* Given data:
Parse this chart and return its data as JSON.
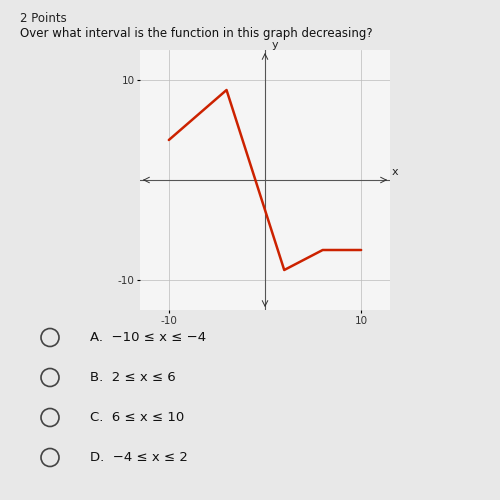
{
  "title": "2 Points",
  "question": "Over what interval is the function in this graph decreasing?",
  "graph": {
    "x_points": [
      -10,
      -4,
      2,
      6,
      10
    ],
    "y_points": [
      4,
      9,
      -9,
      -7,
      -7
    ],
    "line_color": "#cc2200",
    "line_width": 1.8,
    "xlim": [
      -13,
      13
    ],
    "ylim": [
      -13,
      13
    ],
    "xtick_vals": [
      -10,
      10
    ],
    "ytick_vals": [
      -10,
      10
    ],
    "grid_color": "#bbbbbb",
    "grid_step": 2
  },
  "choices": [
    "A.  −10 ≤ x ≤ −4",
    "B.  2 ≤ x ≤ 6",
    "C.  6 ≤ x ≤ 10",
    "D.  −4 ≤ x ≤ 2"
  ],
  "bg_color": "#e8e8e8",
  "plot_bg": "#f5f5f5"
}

* What is being asked: Copy out each line in the preceding records that contains "this".

* Full output:
Parse this chart and return its data as JSON.
  "question": "Over what interval is the function in this graph decreasing?",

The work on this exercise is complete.